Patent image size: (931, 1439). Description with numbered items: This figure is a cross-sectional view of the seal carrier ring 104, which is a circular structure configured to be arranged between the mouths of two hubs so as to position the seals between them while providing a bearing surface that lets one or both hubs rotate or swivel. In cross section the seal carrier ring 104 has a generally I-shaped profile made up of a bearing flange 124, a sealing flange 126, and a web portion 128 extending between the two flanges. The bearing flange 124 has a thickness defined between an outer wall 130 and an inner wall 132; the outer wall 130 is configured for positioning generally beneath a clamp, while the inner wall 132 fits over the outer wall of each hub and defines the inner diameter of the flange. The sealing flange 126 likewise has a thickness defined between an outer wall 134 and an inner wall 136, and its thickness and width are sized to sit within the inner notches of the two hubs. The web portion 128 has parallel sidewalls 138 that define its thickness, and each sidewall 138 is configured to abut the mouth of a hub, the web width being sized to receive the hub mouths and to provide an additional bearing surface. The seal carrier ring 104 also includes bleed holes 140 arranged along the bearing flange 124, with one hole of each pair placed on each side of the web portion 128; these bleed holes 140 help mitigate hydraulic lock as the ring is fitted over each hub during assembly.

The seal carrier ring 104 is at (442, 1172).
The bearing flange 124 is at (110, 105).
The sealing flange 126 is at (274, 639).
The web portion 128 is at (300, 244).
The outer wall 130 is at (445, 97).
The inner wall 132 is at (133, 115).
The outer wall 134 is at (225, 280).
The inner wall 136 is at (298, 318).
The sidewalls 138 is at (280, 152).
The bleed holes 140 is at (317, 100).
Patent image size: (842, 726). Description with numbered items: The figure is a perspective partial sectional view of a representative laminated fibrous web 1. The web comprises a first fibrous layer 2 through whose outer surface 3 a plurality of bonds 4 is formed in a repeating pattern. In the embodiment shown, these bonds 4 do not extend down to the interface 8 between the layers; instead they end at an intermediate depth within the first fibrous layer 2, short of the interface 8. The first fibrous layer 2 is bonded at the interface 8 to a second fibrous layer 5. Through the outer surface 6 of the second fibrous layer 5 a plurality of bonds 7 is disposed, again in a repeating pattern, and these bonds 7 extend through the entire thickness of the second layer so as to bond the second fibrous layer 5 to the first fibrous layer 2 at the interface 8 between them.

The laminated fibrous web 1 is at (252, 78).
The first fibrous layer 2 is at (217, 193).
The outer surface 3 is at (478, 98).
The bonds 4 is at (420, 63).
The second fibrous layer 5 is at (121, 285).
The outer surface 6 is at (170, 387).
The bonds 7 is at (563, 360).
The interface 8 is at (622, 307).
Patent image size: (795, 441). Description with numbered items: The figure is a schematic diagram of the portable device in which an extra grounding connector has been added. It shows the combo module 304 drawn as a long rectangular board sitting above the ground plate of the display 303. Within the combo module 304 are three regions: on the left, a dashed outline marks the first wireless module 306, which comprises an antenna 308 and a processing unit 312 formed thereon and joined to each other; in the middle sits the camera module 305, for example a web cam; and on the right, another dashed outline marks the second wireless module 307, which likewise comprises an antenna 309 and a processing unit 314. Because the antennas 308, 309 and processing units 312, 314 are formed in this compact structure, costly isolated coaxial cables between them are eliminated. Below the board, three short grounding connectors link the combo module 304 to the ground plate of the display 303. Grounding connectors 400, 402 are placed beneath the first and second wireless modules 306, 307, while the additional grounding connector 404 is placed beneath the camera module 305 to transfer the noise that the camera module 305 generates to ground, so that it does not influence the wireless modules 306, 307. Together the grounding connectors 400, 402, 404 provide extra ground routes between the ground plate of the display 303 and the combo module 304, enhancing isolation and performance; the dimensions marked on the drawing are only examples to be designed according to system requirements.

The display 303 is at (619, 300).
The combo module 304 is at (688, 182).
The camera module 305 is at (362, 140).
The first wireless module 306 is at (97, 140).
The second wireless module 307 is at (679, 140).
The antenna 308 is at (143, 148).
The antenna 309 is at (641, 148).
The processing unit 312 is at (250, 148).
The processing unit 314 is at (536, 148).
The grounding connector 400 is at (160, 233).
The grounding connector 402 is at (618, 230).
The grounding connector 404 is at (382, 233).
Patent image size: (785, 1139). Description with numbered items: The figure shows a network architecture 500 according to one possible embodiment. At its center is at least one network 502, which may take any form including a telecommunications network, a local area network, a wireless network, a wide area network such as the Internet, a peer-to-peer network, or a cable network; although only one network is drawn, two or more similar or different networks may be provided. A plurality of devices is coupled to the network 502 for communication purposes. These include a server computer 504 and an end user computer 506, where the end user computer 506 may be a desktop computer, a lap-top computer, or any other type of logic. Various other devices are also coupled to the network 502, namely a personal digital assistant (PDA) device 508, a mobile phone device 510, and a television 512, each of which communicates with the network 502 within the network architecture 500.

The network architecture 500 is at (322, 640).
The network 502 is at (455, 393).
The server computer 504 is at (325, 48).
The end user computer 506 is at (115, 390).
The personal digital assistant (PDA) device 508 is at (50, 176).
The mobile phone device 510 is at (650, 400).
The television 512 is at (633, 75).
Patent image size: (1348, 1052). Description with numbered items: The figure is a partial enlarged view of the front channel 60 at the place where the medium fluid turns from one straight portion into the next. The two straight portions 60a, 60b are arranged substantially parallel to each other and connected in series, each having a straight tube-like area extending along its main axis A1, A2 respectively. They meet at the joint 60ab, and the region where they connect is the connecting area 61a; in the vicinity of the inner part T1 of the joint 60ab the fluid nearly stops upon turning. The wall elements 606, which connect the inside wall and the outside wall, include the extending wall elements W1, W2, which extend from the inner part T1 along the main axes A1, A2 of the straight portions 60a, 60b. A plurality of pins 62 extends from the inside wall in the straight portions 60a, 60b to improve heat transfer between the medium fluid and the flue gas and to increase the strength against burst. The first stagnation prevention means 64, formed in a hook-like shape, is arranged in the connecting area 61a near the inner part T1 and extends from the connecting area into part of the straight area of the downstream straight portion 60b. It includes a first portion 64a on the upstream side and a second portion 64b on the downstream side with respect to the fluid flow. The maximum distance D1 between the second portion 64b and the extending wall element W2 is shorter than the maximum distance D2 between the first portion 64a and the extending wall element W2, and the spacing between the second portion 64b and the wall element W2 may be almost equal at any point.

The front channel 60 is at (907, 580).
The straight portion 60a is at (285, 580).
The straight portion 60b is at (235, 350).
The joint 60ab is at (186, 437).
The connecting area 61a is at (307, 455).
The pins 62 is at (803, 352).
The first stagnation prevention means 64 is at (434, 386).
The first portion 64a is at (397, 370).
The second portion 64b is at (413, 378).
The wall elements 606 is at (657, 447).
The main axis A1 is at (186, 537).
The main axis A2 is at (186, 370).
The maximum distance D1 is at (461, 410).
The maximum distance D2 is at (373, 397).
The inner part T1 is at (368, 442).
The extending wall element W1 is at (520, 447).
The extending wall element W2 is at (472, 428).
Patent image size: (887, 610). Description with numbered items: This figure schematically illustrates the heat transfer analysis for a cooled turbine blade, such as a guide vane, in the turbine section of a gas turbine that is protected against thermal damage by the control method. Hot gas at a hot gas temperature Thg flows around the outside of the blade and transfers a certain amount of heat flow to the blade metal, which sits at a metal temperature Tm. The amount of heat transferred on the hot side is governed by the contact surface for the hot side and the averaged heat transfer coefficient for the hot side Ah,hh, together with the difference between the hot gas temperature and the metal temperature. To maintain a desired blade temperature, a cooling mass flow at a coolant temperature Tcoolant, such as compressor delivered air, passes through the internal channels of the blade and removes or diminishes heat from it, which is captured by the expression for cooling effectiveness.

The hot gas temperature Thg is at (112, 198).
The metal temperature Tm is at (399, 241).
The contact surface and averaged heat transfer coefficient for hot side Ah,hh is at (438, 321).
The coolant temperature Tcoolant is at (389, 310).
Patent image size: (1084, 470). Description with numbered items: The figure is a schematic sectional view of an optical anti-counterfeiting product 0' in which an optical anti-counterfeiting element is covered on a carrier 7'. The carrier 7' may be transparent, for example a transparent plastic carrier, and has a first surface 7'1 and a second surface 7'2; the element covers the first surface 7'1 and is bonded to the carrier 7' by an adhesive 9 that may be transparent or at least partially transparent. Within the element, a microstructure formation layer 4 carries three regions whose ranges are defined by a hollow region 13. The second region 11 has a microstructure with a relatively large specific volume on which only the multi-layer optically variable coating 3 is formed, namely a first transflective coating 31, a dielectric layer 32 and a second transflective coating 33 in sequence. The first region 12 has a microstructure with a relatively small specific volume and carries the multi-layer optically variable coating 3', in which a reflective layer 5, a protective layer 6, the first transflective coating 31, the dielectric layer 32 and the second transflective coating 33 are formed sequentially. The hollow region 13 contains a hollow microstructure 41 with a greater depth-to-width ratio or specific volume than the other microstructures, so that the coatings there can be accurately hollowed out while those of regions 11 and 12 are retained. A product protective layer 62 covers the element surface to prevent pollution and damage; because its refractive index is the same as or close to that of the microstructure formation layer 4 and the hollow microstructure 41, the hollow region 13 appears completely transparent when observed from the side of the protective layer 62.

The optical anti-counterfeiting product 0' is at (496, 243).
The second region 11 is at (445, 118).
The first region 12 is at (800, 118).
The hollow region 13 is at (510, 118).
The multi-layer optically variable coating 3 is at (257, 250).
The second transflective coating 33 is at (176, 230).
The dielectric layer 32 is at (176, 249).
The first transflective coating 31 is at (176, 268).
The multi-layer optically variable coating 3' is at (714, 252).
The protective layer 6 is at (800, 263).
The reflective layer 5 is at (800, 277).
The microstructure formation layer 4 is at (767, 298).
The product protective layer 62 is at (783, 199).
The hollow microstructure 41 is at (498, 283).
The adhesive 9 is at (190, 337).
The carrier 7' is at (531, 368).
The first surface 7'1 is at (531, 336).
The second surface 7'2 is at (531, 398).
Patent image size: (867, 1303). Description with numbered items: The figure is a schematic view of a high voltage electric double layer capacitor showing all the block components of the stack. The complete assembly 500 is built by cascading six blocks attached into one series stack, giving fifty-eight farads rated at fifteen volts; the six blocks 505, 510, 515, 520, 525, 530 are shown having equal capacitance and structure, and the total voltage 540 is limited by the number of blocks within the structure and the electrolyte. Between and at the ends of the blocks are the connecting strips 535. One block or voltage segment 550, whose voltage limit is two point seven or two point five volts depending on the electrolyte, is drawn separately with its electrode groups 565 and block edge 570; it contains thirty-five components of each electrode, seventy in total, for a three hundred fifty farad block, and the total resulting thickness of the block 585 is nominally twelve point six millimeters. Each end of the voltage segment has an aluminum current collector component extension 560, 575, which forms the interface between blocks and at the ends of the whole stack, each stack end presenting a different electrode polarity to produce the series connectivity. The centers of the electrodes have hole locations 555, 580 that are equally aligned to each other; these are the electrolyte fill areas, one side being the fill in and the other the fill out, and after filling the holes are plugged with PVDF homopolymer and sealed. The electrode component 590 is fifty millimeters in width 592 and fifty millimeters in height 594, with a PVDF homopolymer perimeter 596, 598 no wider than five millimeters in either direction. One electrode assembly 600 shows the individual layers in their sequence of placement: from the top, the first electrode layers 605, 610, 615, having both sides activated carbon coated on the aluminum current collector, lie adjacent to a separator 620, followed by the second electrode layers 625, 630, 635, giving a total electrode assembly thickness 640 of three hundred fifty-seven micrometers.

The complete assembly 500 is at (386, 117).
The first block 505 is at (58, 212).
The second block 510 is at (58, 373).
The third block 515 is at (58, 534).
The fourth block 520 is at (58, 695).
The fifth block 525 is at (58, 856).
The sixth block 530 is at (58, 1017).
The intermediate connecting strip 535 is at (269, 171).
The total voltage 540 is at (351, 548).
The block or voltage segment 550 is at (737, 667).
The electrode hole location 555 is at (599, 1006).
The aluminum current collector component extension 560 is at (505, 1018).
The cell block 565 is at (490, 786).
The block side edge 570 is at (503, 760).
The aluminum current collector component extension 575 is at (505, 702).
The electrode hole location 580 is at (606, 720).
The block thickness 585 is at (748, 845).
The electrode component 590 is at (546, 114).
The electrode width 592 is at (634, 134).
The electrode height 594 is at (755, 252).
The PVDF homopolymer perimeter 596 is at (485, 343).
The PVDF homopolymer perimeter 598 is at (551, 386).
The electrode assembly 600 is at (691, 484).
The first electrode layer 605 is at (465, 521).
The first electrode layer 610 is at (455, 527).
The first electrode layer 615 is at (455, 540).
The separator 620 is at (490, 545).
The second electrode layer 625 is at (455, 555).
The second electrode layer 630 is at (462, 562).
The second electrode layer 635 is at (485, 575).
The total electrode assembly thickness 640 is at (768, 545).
────────────────────
→ Task description
Switch "cross-sectional view" to "sectional view" in the lines from the first one through the one containing "The bearing flange 124 is at (110, 105).", inclusive, and return only those lines with everything else unchanged.

→ The result
Patent image size: (931, 1439). Description with numbered items: This figure is a sectional view of the seal carrier ring 104, which is a circular structure configured to be arranged between the mouths of two hubs so as to position the seals between them while providing a bearing surface that lets one or both hubs rotate or swivel. In cross section the seal carrier ring 104 has a generally I-shaped profile made up of a bearing flange 124, a sealing flange 126, and a web portion 128 extending between the two flanges. The bearing flange 124 has a thickness defined between an outer wall 130 and an inner wall 132; the outer wall 130 is configured for positioning generally beneath a clamp, while the inner wall 132 fits over the outer wall of each hub and defines the inner diameter of the flange. The sealing flange 126 likewise has a thickness defined between an outer wall 134 and an inner wall 136, and its thickness and width are sized to sit within the inner notches of the two hubs. The web portion 128 has parallel sidewalls 138 that define its thickness, and each sidewall 138 is configured to abut the mouth of a hub, the web width being sized to receive the hub mouths and to provide an additional bearing surface. The seal carrier ring 104 also includes bleed holes 140 arranged along the bearing flange 124, with one hole of each pair placed on each side of the web portion 128; these bleed holes 140 help mitigate hydraulic lock as the ring is fitted over each hub during assembly.

The seal carrier ring 104 is at (442, 1172).
The bearing flange 124 is at (110, 105).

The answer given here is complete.